[Records from a data collection]

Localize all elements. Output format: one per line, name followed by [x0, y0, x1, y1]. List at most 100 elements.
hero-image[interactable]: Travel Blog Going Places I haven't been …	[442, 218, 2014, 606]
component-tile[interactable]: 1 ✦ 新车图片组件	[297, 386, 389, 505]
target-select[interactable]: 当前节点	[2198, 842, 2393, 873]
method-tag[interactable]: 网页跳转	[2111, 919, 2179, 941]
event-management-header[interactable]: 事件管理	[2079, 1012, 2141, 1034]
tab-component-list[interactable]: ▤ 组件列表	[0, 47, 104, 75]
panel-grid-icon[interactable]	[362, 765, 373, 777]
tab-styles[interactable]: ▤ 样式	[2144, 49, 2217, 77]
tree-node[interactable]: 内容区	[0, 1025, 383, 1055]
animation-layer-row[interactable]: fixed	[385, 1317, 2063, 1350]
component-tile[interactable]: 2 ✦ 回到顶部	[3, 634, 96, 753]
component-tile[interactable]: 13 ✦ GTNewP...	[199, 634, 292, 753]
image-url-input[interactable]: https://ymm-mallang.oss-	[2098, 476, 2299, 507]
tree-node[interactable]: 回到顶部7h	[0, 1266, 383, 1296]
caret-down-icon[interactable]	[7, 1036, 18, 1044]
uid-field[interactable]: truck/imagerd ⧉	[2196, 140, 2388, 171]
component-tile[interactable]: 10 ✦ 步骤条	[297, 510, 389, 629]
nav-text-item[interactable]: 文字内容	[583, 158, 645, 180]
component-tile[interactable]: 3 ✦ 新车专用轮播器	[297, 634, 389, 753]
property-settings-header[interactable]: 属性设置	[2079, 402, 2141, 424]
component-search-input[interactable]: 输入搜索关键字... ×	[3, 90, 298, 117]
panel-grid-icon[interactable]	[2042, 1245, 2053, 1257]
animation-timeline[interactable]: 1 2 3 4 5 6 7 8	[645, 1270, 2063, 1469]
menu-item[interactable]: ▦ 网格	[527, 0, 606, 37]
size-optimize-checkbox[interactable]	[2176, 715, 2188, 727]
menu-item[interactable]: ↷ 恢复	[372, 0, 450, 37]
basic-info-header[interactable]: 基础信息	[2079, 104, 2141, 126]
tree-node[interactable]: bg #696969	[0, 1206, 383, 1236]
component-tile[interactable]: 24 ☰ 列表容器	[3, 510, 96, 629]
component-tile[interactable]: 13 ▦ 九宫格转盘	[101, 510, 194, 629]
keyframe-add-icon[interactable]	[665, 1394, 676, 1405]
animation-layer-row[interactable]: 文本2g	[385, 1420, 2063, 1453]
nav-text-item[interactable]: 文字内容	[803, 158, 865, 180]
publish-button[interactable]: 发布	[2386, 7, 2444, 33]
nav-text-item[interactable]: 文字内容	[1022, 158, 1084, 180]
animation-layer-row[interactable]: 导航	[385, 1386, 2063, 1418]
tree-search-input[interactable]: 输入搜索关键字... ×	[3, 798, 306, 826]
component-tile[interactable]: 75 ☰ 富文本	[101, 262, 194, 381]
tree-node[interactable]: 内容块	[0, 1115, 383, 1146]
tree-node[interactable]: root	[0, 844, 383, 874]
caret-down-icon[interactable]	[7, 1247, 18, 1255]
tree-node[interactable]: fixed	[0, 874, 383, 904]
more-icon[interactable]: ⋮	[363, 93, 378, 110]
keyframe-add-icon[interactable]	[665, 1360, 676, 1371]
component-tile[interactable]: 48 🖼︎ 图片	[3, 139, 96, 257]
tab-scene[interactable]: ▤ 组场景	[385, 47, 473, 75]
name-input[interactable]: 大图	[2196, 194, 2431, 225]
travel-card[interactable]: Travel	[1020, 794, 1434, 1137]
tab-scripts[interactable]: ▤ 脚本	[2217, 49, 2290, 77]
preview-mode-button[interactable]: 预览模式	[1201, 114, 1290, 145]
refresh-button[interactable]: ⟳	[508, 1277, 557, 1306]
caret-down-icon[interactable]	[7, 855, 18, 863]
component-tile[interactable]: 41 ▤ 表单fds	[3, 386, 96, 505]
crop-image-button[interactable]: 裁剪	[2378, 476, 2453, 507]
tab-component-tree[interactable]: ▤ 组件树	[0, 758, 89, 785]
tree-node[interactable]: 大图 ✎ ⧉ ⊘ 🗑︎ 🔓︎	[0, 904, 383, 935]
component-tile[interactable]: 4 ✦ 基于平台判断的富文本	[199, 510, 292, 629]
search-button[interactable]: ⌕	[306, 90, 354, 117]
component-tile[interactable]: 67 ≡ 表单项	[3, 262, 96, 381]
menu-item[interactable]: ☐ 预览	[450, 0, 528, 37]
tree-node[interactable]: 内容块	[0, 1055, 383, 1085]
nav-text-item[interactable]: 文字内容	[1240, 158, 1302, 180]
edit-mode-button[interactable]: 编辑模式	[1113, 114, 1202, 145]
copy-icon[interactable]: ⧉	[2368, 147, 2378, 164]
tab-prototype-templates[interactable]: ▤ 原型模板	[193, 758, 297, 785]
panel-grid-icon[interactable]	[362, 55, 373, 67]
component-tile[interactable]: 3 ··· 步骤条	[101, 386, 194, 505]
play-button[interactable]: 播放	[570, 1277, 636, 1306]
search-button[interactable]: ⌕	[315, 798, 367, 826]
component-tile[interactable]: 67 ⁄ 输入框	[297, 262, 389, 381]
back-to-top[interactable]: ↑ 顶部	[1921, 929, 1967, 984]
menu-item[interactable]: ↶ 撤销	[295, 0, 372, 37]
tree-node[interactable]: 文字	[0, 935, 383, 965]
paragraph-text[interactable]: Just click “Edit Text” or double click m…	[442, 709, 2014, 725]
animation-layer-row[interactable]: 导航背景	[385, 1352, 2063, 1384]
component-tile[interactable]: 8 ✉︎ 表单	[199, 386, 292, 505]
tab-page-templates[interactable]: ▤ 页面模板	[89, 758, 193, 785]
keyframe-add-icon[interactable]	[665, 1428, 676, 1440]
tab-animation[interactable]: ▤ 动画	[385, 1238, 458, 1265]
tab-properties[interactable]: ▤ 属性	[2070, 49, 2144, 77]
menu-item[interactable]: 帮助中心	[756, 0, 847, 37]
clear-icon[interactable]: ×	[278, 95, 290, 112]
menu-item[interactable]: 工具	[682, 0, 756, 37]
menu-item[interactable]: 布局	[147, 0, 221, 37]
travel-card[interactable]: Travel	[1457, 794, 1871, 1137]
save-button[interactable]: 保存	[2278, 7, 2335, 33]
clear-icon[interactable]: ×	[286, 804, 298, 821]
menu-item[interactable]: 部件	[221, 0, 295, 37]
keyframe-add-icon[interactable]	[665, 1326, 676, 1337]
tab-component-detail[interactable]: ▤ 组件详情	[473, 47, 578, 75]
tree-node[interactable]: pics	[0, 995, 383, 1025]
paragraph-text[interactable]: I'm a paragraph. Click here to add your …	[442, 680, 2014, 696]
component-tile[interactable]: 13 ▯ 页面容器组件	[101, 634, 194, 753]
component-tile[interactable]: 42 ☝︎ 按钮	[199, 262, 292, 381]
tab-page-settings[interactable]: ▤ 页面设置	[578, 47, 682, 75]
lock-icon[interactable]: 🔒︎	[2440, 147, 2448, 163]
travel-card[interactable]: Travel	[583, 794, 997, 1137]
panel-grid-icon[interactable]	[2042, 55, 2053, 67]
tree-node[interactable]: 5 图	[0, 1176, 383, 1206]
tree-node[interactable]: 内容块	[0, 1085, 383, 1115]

Given task:
Please copy all of the lines above word for word, keeping every character and number unchanged.

Exercise output:
Localize all elements. Output format: one per line, name followed by [x0, y0, x1, y1]. List at most 100 elements.
hero-image[interactable]: Travel Blog Going Places I haven't been …	[442, 218, 2014, 606]
component-tile[interactable]: 1 ✦ 新车图片组件	[297, 386, 389, 505]
target-select[interactable]: 当前节点	[2198, 842, 2393, 873]
method-tag[interactable]: 网页跳转	[2111, 919, 2179, 941]
event-management-header[interactable]: 事件管理	[2079, 1012, 2141, 1034]
tab-component-list[interactable]: ▤ 组件列表	[0, 47, 104, 75]
panel-grid-icon[interactable]	[362, 765, 373, 777]
tab-styles[interactable]: ▤ 样式	[2144, 49, 2217, 77]
tree-node[interactable]: 内容区	[0, 1025, 383, 1055]
animation-layer-row[interactable]: fixed	[385, 1317, 2063, 1350]
component-tile[interactable]: 2 ✦ 回到顶部	[3, 634, 96, 753]
component-tile[interactable]: 13 ✦ GTNewP...	[199, 634, 292, 753]
image-url-input[interactable]: https://ymm-mallang.oss-	[2098, 476, 2299, 507]
tree-node[interactable]: 回到顶部7h	[0, 1266, 383, 1296]
caret-down-icon[interactable]	[7, 1036, 18, 1044]
uid-field[interactable]: truck/imagerd ⧉	[2196, 140, 2388, 171]
component-tile[interactable]: 10 ✦ 步骤条	[297, 510, 389, 629]
nav-text-item[interactable]: 文字内容	[583, 158, 645, 180]
component-tile[interactable]: 3 ✦ 新车专用轮播器	[297, 634, 389, 753]
property-settings-header[interactable]: 属性设置	[2079, 402, 2141, 424]
component-search-input[interactable]: 输入搜索关键字... ×	[3, 90, 298, 117]
panel-grid-icon[interactable]	[2042, 1245, 2053, 1257]
animation-timeline[interactable]: 1 2 3 4 5 6 7 8	[645, 1270, 2063, 1469]
menu-item[interactable]: ▦ 网格	[527, 0, 606, 37]
size-optimize-checkbox[interactable]	[2176, 715, 2188, 727]
menu-item[interactable]: ↷ 恢复	[372, 0, 450, 37]
basic-info-header[interactable]: 基础信息	[2079, 104, 2141, 126]
tree-node[interactable]: bg #696969	[0, 1206, 383, 1236]
component-tile[interactable]: 24 ☰ 列表容器	[3, 510, 96, 629]
component-tile[interactable]: 13 ▦ 九宫格转盘	[101, 510, 194, 629]
keyframe-add-icon[interactable]	[665, 1394, 676, 1405]
animation-layer-row[interactable]: 文本2g	[385, 1420, 2063, 1453]
nav-text-item[interactable]: 文字内容	[803, 158, 865, 180]
publish-button[interactable]: 发布	[2386, 7, 2444, 33]
nav-text-item[interactable]: 文字内容	[1022, 158, 1084, 180]
animation-layer-row[interactable]: 导航	[385, 1386, 2063, 1418]
tree-search-input[interactable]: 输入搜索关键字... ×	[3, 798, 306, 826]
component-tile[interactable]: 75 ☰ 富文本	[101, 262, 194, 381]
tree-node[interactable]: 内容块	[0, 1115, 383, 1146]
tree-node[interactable]: root	[0, 844, 383, 874]
caret-down-icon[interactable]	[7, 1247, 18, 1255]
tree-node[interactable]: fixed	[0, 874, 383, 904]
more-icon[interactable]: ⋮	[363, 93, 378, 110]
keyframe-add-icon[interactable]	[665, 1360, 676, 1371]
component-tile[interactable]: 48 🖼︎ 图片	[3, 139, 96, 257]
tab-scene[interactable]: ▤ 组场景	[385, 47, 473, 75]
name-input[interactable]: 大图	[2196, 194, 2431, 225]
travel-card[interactable]: Travel	[1020, 794, 1434, 1137]
tab-scripts[interactable]: ▤ 脚本	[2217, 49, 2290, 77]
preview-mode-button[interactable]: 预览模式	[1201, 114, 1290, 145]
refresh-button[interactable]: ⟳	[508, 1277, 557, 1306]
caret-down-icon[interactable]	[7, 855, 18, 863]
component-tile[interactable]: 41 ▤ 表单fds	[3, 386, 96, 505]
crop-image-button[interactable]: 裁剪	[2378, 476, 2453, 507]
tab-component-tree[interactable]: ▤ 组件树	[0, 758, 89, 785]
tree-node[interactable]: 大图 ✎ ⧉ ⊘ 🗑︎ 🔓︎	[0, 904, 383, 935]
component-tile[interactable]: 4 ✦ 基于平台判断的富文本	[199, 510, 292, 629]
search-button[interactable]: ⌕	[306, 90, 354, 117]
component-tile[interactable]: 67 ≡ 表单项	[3, 262, 96, 381]
menu-item[interactable]: ☐ 预览	[450, 0, 528, 37]
tree-node[interactable]: 内容块	[0, 1055, 383, 1085]
nav-text-item[interactable]: 文字内容	[1240, 158, 1302, 180]
edit-mode-button[interactable]: 编辑模式	[1113, 114, 1202, 145]
copy-icon[interactable]: ⧉	[2368, 147, 2378, 164]
tab-prototype-templates[interactable]: ▤ 原型模板	[193, 758, 297, 785]
panel-grid-icon[interactable]	[362, 55, 373, 67]
component-tile[interactable]: 3 ··· 步骤条	[101, 386, 194, 505]
play-button[interactable]: 播放	[570, 1277, 636, 1306]
search-button[interactable]: ⌕	[315, 798, 367, 826]
component-tile[interactable]: 67 ⁄ 输入框	[297, 262, 389, 381]
back-to-top[interactable]: ↑ 顶部	[1921, 929, 1967, 984]
menu-item[interactable]: ↶ 撤销	[295, 0, 372, 37]
tree-node[interactable]: 文字	[0, 935, 383, 965]
paragraph-text[interactable]: Just click “Edit Text” or double click m…	[442, 709, 2014, 725]
animation-layer-row[interactable]: 导航背景	[385, 1352, 2063, 1384]
component-tile[interactable]: 8 ✉︎ 表单	[199, 386, 292, 505]
tab-page-templates[interactable]: ▤ 页面模板	[89, 758, 193, 785]
keyframe-add-icon[interactable]	[665, 1428, 676, 1440]
tab-animation[interactable]: ▤ 动画	[385, 1238, 458, 1265]
tab-properties[interactable]: ▤ 属性	[2070, 49, 2144, 77]
menu-item[interactable]: 帮助中心	[756, 0, 847, 37]
clear-icon[interactable]: ×	[278, 95, 290, 112]
menu-item[interactable]: 工具	[682, 0, 756, 37]
menu-item[interactable]: 布局	[147, 0, 221, 37]
travel-card[interactable]: Travel	[1457, 794, 1871, 1137]
save-button[interactable]: 保存	[2278, 7, 2335, 33]
clear-icon[interactable]: ×	[286, 804, 298, 821]
menu-item[interactable]: 部件	[221, 0, 295, 37]
keyframe-add-icon[interactable]	[665, 1326, 676, 1337]
tab-component-detail[interactable]: ▤ 组件详情	[473, 47, 578, 75]
tree-node[interactable]: pics	[0, 995, 383, 1025]
paragraph-text[interactable]: I'm a paragraph. Click here to add your …	[442, 680, 2014, 696]
component-tile[interactable]: 13 ▯ 页面容器组件	[101, 634, 194, 753]
component-tile[interactable]: 42 ☝︎ 按钮	[199, 262, 292, 381]
tab-page-settings[interactable]: ▤ 页面设置	[578, 47, 682, 75]
lock-icon[interactable]: 🔒︎	[2440, 147, 2448, 163]
travel-card[interactable]: Travel	[583, 794, 997, 1137]
panel-grid-icon[interactable]	[2042, 55, 2053, 67]
tree-node[interactable]: 5 图	[0, 1176, 383, 1206]
tree-node[interactable]: 内容块	[0, 1085, 383, 1115]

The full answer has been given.